[WORK ITEM]
Reproduce the listing that follows, unchanged and complete.

[RECORDS]
┄┄┄┄┄┄┄┄┄┄

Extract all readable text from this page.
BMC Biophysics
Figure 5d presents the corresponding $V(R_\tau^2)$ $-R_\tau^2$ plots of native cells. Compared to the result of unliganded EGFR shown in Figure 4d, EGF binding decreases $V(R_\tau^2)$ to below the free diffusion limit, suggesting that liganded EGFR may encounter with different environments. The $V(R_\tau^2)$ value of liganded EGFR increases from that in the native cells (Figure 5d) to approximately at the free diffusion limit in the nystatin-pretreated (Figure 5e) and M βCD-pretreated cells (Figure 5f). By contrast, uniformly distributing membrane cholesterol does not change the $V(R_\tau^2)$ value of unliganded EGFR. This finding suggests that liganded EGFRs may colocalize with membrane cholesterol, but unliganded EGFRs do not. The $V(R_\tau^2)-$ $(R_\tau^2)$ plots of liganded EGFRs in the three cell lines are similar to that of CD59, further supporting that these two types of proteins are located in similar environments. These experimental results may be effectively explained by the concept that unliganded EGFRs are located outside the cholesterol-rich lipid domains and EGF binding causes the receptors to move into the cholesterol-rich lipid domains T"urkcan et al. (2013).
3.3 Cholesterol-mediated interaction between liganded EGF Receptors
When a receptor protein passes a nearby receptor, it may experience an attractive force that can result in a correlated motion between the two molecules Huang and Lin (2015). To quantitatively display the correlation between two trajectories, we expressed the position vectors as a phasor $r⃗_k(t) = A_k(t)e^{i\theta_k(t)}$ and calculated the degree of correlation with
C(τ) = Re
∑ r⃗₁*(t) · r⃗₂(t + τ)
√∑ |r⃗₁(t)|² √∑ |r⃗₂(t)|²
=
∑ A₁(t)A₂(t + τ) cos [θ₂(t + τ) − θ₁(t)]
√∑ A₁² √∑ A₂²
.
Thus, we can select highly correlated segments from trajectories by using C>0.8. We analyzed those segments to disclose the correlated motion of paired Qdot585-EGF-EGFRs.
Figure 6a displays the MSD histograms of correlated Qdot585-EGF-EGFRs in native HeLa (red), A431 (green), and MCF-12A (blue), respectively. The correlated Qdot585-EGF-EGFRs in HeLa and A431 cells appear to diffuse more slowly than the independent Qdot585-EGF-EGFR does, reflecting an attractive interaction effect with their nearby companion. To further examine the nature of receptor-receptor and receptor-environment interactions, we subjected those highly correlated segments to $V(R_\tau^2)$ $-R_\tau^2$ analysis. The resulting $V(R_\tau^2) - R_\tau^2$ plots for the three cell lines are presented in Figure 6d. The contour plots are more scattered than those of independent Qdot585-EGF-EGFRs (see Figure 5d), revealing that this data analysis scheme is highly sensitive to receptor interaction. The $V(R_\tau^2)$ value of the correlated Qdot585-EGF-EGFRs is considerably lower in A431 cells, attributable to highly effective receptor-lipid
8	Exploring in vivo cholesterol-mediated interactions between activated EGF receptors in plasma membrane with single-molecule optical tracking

┄┄┄┄┄┄┄┄┄┄

[ANSWER TO THIS TASK]
Extract all readable text from this page.
BMC Biophysics
Figure 5d presents the corresponding $V(R_\tau^2)$ $-R_\tau^2$ plots of native cells. Compared to the result of unliganded EGFR shown in Figure 4d, EGF binding decreases $V(R_\tau^2)$ to below the free diffusion limit, suggesting that liganded EGFR may encounter with different environments. The $V(R_\tau^2)$ value of liganded EGFR increases from that in the native cells (Figure 5d) to approximately at the free diffusion limit in the nystatin-pretreated (Figure 5e) and M βCD-pretreated cells (Figure 5f). By contrast, uniformly distributing membrane cholesterol does not change the $V(R_\tau^2)$ value of unliganded EGFR. This finding suggests that liganded EGFRs may colocalize with membrane cholesterol, but unliganded EGFRs do not. The $V(R_\tau^2)-$ $(R_\tau^2)$ plots of liganded EGFRs in the three cell lines are similar to that of CD59, further supporting that these two types of proteins are located in similar environments. These experimental results may be effectively explained by the concept that unliganded EGFRs are located outside the cholesterol-rich lipid domains and EGF binding causes the receptors to move into the cholesterol-rich lipid domains T"urkcan et al. (2013).
3.3 Cholesterol-mediated interaction between liganded EGF Receptors
When a receptor protein passes a nearby receptor, it may experience an attractive force that can result in a correlated motion between the two molecules Huang and Lin (2015). To quantitatively display the correlation between two trajectories, we expressed the position vectors as a phasor $r⃗_k(t) = A_k(t)e^{i\theta_k(t)}$ and calculated the degree of correlation with
C(τ) = Re
∑ r⃗₁*(t) · r⃗₂(t + τ)
√∑ |r⃗₁(t)|² √∑ |r⃗₂(t)|²
=
∑ A₁(t)A₂(t + τ) cos [θ₂(t + τ) − θ₁(t)]
√∑ A₁² √∑ A₂²
.
Thus, we can select highly correlated segments from trajectories by using C>0.8. We analyzed those segments to disclose the correlated motion of paired Qdot585-EGF-EGFRs.
Figure 6a displays the MSD histograms of correlated Qdot585-EGF-EGFRs in native HeLa (red), A431 (green), and MCF-12A (blue), respectively. The correlated Qdot585-EGF-EGFRs in HeLa and A431 cells appear to diffuse more slowly than the independent Qdot585-EGF-EGFR does, reflecting an attractive interaction effect with their nearby companion. To further examine the nature of receptor-receptor and receptor-environment interactions, we subjected those highly correlated segments to $V(R_\tau^2)$ $-R_\tau^2$ analysis. The resulting $V(R_\tau^2) - R_\tau^2$ plots for the three cell lines are presented in Figure 6d. The contour plots are more scattered than those of independent Qdot585-EGF-EGFRs (see Figure 5d), revealing that this data analysis scheme is highly sensitive to receptor interaction. The $V(R_\tau^2)$ value of the correlated Qdot585-EGF-EGFRs is considerably lower in A431 cells, attributable to highly effective receptor-lipid
8	Exploring in vivo cholesterol-mediated interactions between activated EGF receptors in plasma membrane with single-molecule optical tracking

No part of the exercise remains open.